[WRITTEN EXERCISE]
Below are some records; give them all again exactly, but not the pictures.

[EXTRACTED MATERIAL start]

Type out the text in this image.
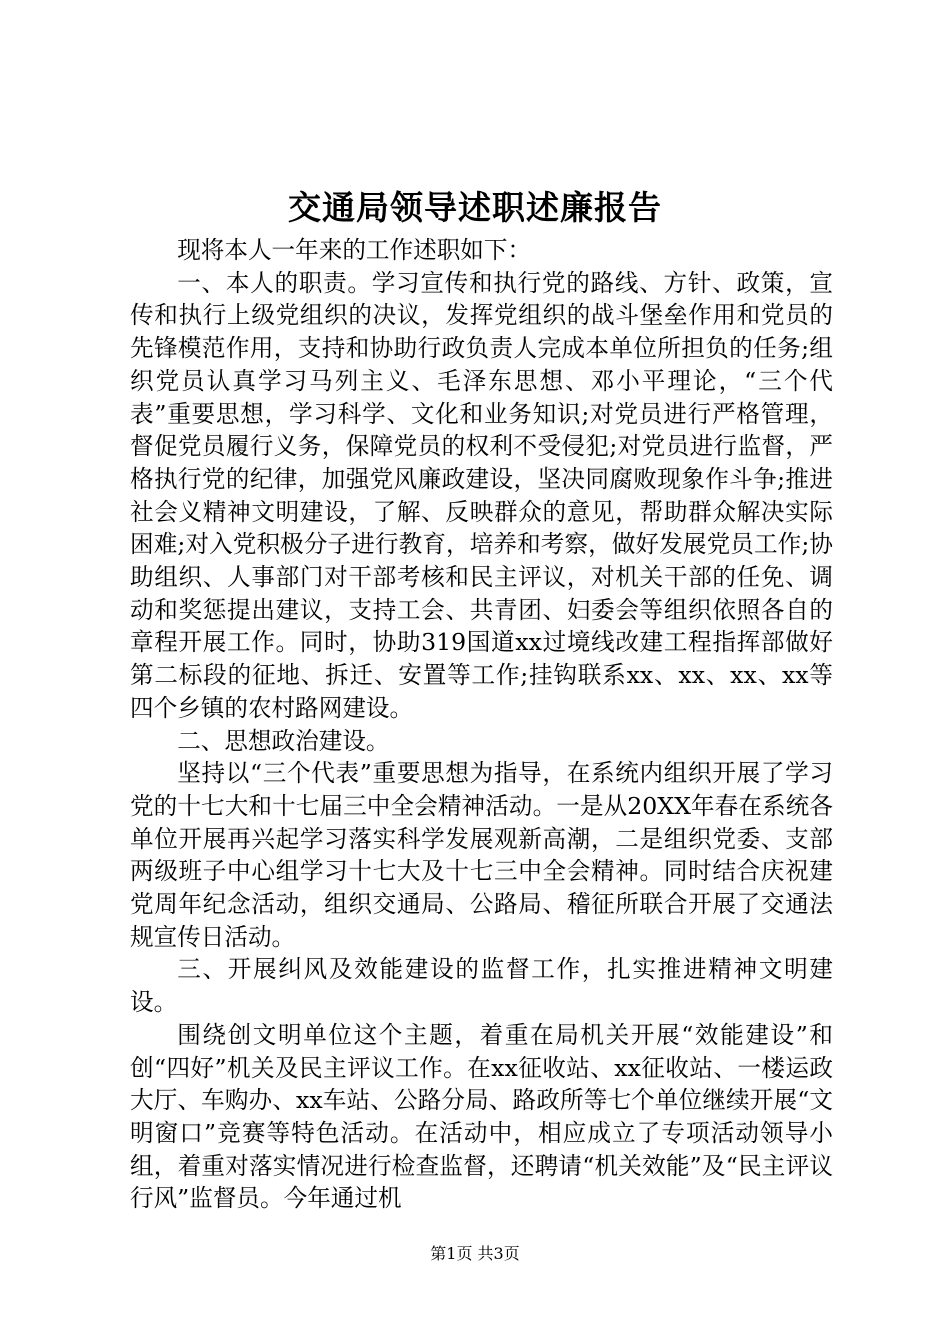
交通局领导述职述廉报告

现将本人一年来的工作述职如下：

一、本人的职责。学习宣传和执行党的路线、方针、政策，宣传和执行上级党组织的决议，发挥党组织的战斗堡垒作用和党员的先锋模范作用，支持和协助行政负责人完成本单位所担负的任务;组织党员认真学习马列主义、毛泽东思想、邓小平理论，“三个代表”重要思想，学习科学、文化和业务知识;对党员进行严格管理，督促党员履行义务，保障党员的权利不受侵犯;对党员进行监督，严格执行党的纪律，加强党风廉政建设，坚决同腐败现象作斗争;推进社会义精神文明建设，了解、反映群众的意见，帮助群众解决实际困难;对入党积极分子进行教育，培养和考察，做好发展党员工作;协助组织、人事部门对干部考核和民主评议，对机关干部的任免、调动和奖惩提出建议，支持工会、共青团、妇委会等组织依照各自的章程开展工作。同时，协助319国道xx过境线改建工程指挥部做好第二标段的征地、拆迁、安置等工作;挂钩联系xx、xx、xx、xx等四个乡镇的农村路网建设。

二、思想政治建设。

坚持以“三个代表”重要思想为指导，在系统内组织开展了学习党的十七大和十七届三中全会精神活动。一是从20XX年春在系统各单位开展再兴起学习落实科学发展观新高潮，二是组织党委、支部两级班子中心组学习十七大及十七三中全会精神。同时结合庆祝建党周年纪念活动，组织交通局、公路局、稽征所联合开展了交通法规宣传日活动。

三、开展纠风及效能建设的监督工作，扎实推进精神文明建设。

围绕创文明单位这个主题，着重在局机关开展“效能建设”和创“四好”机关及民主评议工作。在xx征收站、xx征收站、一楼运政大厅、车购办、xx车站、公路分局、路政所等七个单位继续开展“文明窗口”竞赛等特色活动。在活动中，相应成立了专项活动领导小组，着重对落实情况进行检查监督，还聘请“机关效能”及“民主评议行风”监督员。今年通过机

第1页 共3页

[EXTRACTED MATERIAL end]

[FINISHED EXERCISE]
Type out the text in this image.
交通局领导述职述廉报告

现将本人一年来的工作述职如下：

一、本人的职责。学习宣传和执行党的路线、方针、政策，宣传和执行上级党组织的决议，发挥党组织的战斗堡垒作用和党员的先锋模范作用，支持和协助行政负责人完成本单位所担负的任务;组织党员认真学习马列主义、毛泽东思想、邓小平理论，“三个代表”重要思想，学习科学、文化和业务知识;对党员进行严格管理，督促党员履行义务，保障党员的权利不受侵犯;对党员进行监督，严格执行党的纪律，加强党风廉政建设，坚决同腐败现象作斗争;推进社会义精神文明建设，了解、反映群众的意见，帮助群众解决实际困难;对入党积极分子进行教育，培养和考察，做好发展党员工作;协助组织、人事部门对干部考核和民主评议，对机关干部的任免、调动和奖惩提出建议，支持工会、共青团、妇委会等组织依照各自的章程开展工作。同时，协助319国道xx过境线改建工程指挥部做好第二标段的征地、拆迁、安置等工作;挂钩联系xx、xx、xx、xx等四个乡镇的农村路网建设。

二、思想政治建设。

坚持以“三个代表”重要思想为指导，在系统内组织开展了学习党的十七大和十七届三中全会精神活动。一是从20XX年春在系统各单位开展再兴起学习落实科学发展观新高潮，二是组织党委、支部两级班子中心组学习十七大及十七三中全会精神。同时结合庆祝建党周年纪念活动，组织交通局、公路局、稽征所联合开展了交通法规宣传日活动。

三、开展纠风及效能建设的监督工作，扎实推进精神文明建设。

围绕创文明单位这个主题，着重在局机关开展“效能建设”和创“四好”机关及民主评议工作。在xx征收站、xx征收站、一楼运政大厅、车购办、xx车站、公路分局、路政所等七个单位继续开展“文明窗口”竞赛等特色活动。在活动中，相应成立了专项活动领导小组，着重对落实情况进行检查监督，还聘请“机关效能”及“民主评议行风”监督员。今年通过机

第1页 共3页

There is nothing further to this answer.